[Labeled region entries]

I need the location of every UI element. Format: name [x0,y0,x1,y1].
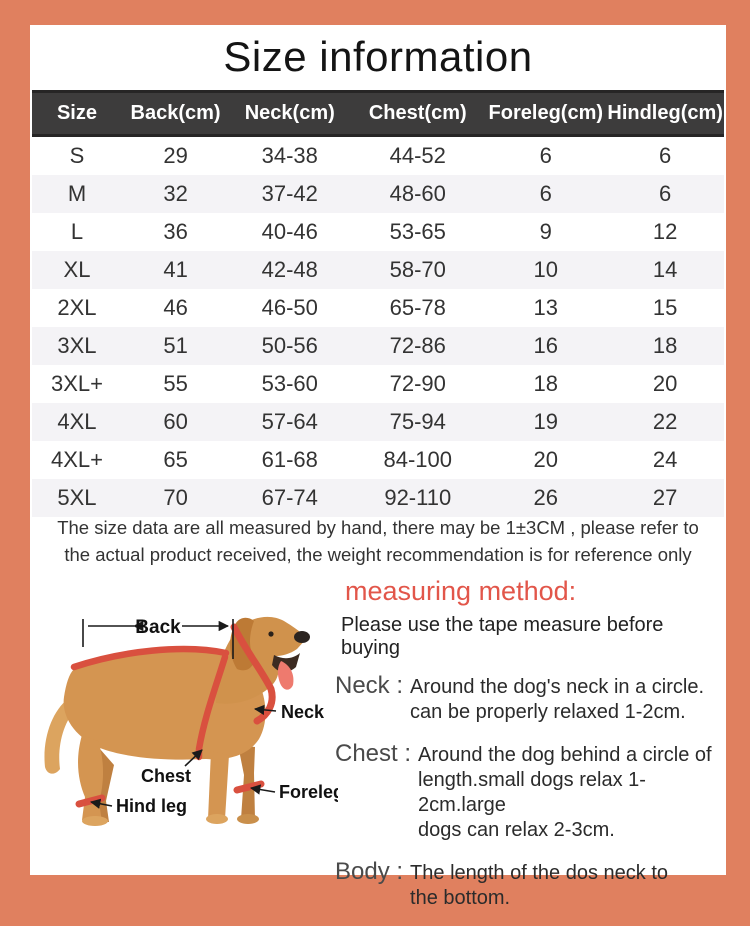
value-cell: 27 [652,485,678,510]
table-row [32,365,724,403]
value-cell: 13 [533,295,559,320]
value-cell: 15 [652,295,678,320]
description-line: the bottom. [410,887,511,909]
measure-item-label: Body : [335,858,404,885]
value-cell: 6 [539,181,552,206]
column-header-neck-cm: Neck(cm) [229,92,350,136]
value-cell: 75-94 [389,409,446,434]
dog-illustration [44,617,310,826]
table-row [32,213,724,251]
value-cell: 44-52 [389,143,446,168]
value-cell: 50-56 [261,333,318,358]
value-cell: 84-100 [383,447,453,472]
size-note [30,514,726,568]
measure-item-description [410,675,704,725]
value-cell: 37-42 [261,181,318,206]
value-cell: 72-86 [389,333,446,358]
foreleg-label: Foreleg [279,782,338,802]
size-table-header [32,92,724,136]
description-line: length.small dogs relax 1-2cm.large [418,769,646,816]
column-header-back-cm: Back(cm) [122,92,229,136]
value-cell: 65 [163,447,188,472]
size-cell: M [67,181,87,206]
measure-item-label: Chest : [335,740,412,767]
value-cell: 46 [163,295,188,320]
value-cell: 40-46 [261,219,318,244]
value-cell: 42-48 [261,257,318,282]
size-cell: 3XL+ [50,371,103,396]
table-row [32,403,724,441]
page-title: Size information [223,33,533,80]
measure-item-label: Neck : [335,672,404,699]
dog-diagram-svg [38,607,338,872]
value-cell: 32 [163,181,188,206]
measuring-method-section [335,576,727,926]
method-items [335,672,727,911]
value-cell: 34-38 [261,143,318,168]
value-cell: 18 [533,371,559,396]
size-cell: 3XL [57,333,97,358]
value-cell: 72-90 [389,371,446,396]
value-cell: 18 [652,333,678,358]
column-header-hindleg-cm: Hindleg(cm) [606,92,724,136]
value-cell: 24 [652,447,678,472]
size-cell: S [69,143,85,168]
value-cell: 65-78 [389,295,446,320]
table-row [32,479,724,517]
value-cell: 36 [163,219,188,244]
value-cell: 53-65 [389,219,446,244]
value-cell: 16 [533,333,559,358]
value-cell: 58-70 [389,257,446,282]
content-panel [30,25,726,909]
neck-label: Neck [281,702,325,722]
measuring-method-intro: Please use the tape measure before buying [341,614,664,659]
value-cell: 6 [659,143,672,168]
value-cell: 20 [652,371,678,396]
value-cell: 67-74 [261,485,318,510]
dog-measurement-diagram [38,607,338,872]
size-note-line2: the actual product received, the weight recommendation is for reference only [64,544,692,565]
value-cell: 6 [659,181,672,206]
value-cell: 10 [533,257,559,282]
value-cell: 19 [533,409,559,434]
table-row [32,251,724,289]
value-cell: 55 [163,371,188,396]
size-cell: XL [63,257,91,282]
description-line: dogs can relax 2-3cm. [418,819,615,841]
value-cell: 51 [163,333,188,358]
value-cell: 48-60 [389,181,446,206]
chest-label: Chest [140,766,192,786]
size-cell: 2XL [57,295,97,320]
description-line: Around the dog behind a circle of [418,744,712,766]
size-cell: 5XL [57,485,97,510]
value-cell: 60 [163,409,188,434]
value-cell: 6 [539,143,552,168]
measure-item-description [410,861,668,911]
table-row [32,175,724,213]
back-label: Back [135,617,181,638]
description-line: The length of the dos neck to [410,862,668,884]
table-row [32,327,724,365]
header-row [32,92,724,136]
size-table-body [32,136,724,518]
description-line: can be properly relaxed 1-2cm. [410,701,686,723]
size-cell: L [70,219,84,244]
column-header-size: Size [32,92,122,136]
value-cell: 9 [539,219,552,244]
value-cell: 26 [533,485,559,510]
measure-item [335,858,727,911]
measure-item [335,740,727,843]
value-cell: 22 [652,409,678,434]
column-header-chest-cm: Chest(cm) [350,92,485,136]
size-cell: 4XL+ [50,447,103,472]
value-cell: 29 [163,143,188,168]
size-note-line1: The size data are all measured by hand, there may be 1±3CM , please refer to [57,517,699,538]
column-header-foreleg-cm: Foreleg(cm) [485,92,606,136]
measure-item [335,672,727,725]
hind-leg-label: Hind leg [116,796,187,816]
table-row [32,441,724,479]
value-cell: 92-110 [384,485,452,510]
value-cell: 14 [652,257,678,282]
value-cell: 20 [533,447,559,472]
value-cell: 61-68 [261,447,318,472]
description-line: Around the dog's neck in a circle. [410,676,704,698]
size-table [32,90,724,517]
measure-item-description [418,743,727,843]
value-cell: 46-50 [261,295,318,320]
table-row [32,136,724,176]
value-cell: 57-64 [261,409,318,434]
value-cell: 70 [163,485,188,510]
measuring-method-title: measuring method: [345,576,577,606]
size-cell: 4XL [57,409,97,434]
table-row [32,289,724,327]
value-cell: 41 [163,257,188,282]
value-cell: 12 [652,219,678,244]
value-cell: 53-60 [261,371,318,396]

## What is needed
Copy every row above word for word, leaving out the pictures.

## Correct result
I need the location of every UI element. Format: name [x0,y0,x1,y1].
value-cell: 27 [652,485,678,510]
table-row [32,365,724,403]
value-cell: 13 [533,295,559,320]
value-cell: 15 [652,295,678,320]
description-line: the bottom. [410,887,511,909]
measure-item-label: Body : [335,858,404,885]
value-cell: 6 [539,181,552,206]
column-header-neck-cm: Neck(cm) [229,92,350,136]
value-cell: 75-94 [389,409,446,434]
dog-illustration [44,617,310,826]
table-row [32,213,724,251]
value-cell: 44-52 [389,143,446,168]
value-cell: 50-56 [261,333,318,358]
value-cell: 84-100 [383,447,453,472]
size-note [30,514,726,568]
measure-item-description [410,675,704,725]
value-cell: 37-42 [261,181,318,206]
value-cell: 72-86 [389,333,446,358]
foreleg-label: Foreleg [279,782,338,802]
size-table-header [32,92,724,136]
description-line: length.small dogs relax 1-2cm.large [418,769,646,816]
column-header-back-cm: Back(cm) [122,92,229,136]
value-cell: 65 [163,447,188,472]
size-cell: M [67,181,87,206]
measure-item-label: Chest : [335,740,412,767]
value-cell: 46 [163,295,188,320]
value-cell: 40-46 [261,219,318,244]
value-cell: 42-48 [261,257,318,282]
size-cell: 3XL+ [50,371,103,396]
table-row [32,403,724,441]
page-title: Size information [223,33,533,80]
measure-item-label: Neck : [335,672,404,699]
dog-diagram-svg [38,607,338,872]
value-cell: 32 [163,181,188,206]
measuring-method-section [335,576,727,926]
method-items [335,672,727,911]
value-cell: 34-38 [261,143,318,168]
value-cell: 18 [533,371,559,396]
size-cell: 3XL [57,333,97,358]
value-cell: 72-90 [389,371,446,396]
value-cell: 18 [652,333,678,358]
column-header-hindleg-cm: Hindleg(cm) [606,92,724,136]
value-cell: 24 [652,447,678,472]
size-cell: S [69,143,85,168]
value-cell: 65-78 [389,295,446,320]
table-row [32,479,724,517]
value-cell: 36 [163,219,188,244]
value-cell: 53-65 [389,219,446,244]
value-cell: 16 [533,333,559,358]
value-cell: 58-70 [389,257,446,282]
content-panel [30,25,726,909]
neck-label: Neck [281,702,325,722]
measuring-method-intro: Please use the tape measure before buying [341,614,664,659]
value-cell: 6 [659,143,672,168]
value-cell: 20 [652,371,678,396]
value-cell: 67-74 [261,485,318,510]
dog-measurement-diagram [38,607,338,872]
size-note-line2: the actual product received, the weight recommendation is for reference only [64,544,692,565]
value-cell: 6 [659,181,672,206]
value-cell: 10 [533,257,559,282]
value-cell: 19 [533,409,559,434]
table-row [32,251,724,289]
value-cell: 55 [163,371,188,396]
size-cell: XL [63,257,91,282]
description-line: dogs can relax 2-3cm. [418,819,615,841]
value-cell: 51 [163,333,188,358]
value-cell: 48-60 [389,181,446,206]
chest-label: Chest [140,766,192,786]
size-cell: 2XL [57,295,97,320]
description-line: Around the dog behind a circle of [418,744,712,766]
size-cell: 5XL [57,485,97,510]
value-cell: 60 [163,409,188,434]
value-cell: 6 [539,143,552,168]
measure-item-description [410,861,668,911]
table-row [32,175,724,213]
back-label: Back [135,617,181,638]
description-line: The length of the dos neck to [410,862,668,884]
table-row [32,327,724,365]
header-row [32,92,724,136]
size-table-body [32,136,724,518]
description-line: can be properly relaxed 1-2cm. [410,701,686,723]
size-cell: L [70,219,84,244]
column-header-size: Size [32,92,122,136]
value-cell: 9 [539,219,552,244]
value-cell: 26 [533,485,559,510]
measure-item [335,858,727,911]
measure-item [335,740,727,843]
value-cell: 22 [652,409,678,434]
column-header-chest-cm: Chest(cm) [350,92,485,136]
size-cell: 4XL+ [50,447,103,472]
value-cell: 29 [163,143,188,168]
size-note-line1: The size data are all measured by hand, there may be 1±3CM , please refer to [57,517,699,538]
column-header-foreleg-cm: Foreleg(cm) [485,92,606,136]
measure-item [335,672,727,725]
hind-leg-label: Hind leg [116,796,187,816]
table-row [32,441,724,479]
value-cell: 92-110 [384,485,452,510]
value-cell: 14 [652,257,678,282]
value-cell: 20 [533,447,559,472]
value-cell: 61-68 [261,447,318,472]
description-line: Around the dog's neck in a circle. [410,676,704,698]
size-table [32,90,724,517]
measure-item-description [418,743,727,843]
value-cell: 46-50 [261,295,318,320]
table-row [32,136,724,176]
value-cell: 57-64 [261,409,318,434]
value-cell: 70 [163,485,188,510]
measuring-method-title: measuring method: [345,576,577,606]
size-cell: 4XL [57,409,97,434]
table-row [32,289,724,327]
value-cell: 41 [163,257,188,282]
value-cell: 12 [652,219,678,244]
value-cell: 53-60 [261,371,318,396]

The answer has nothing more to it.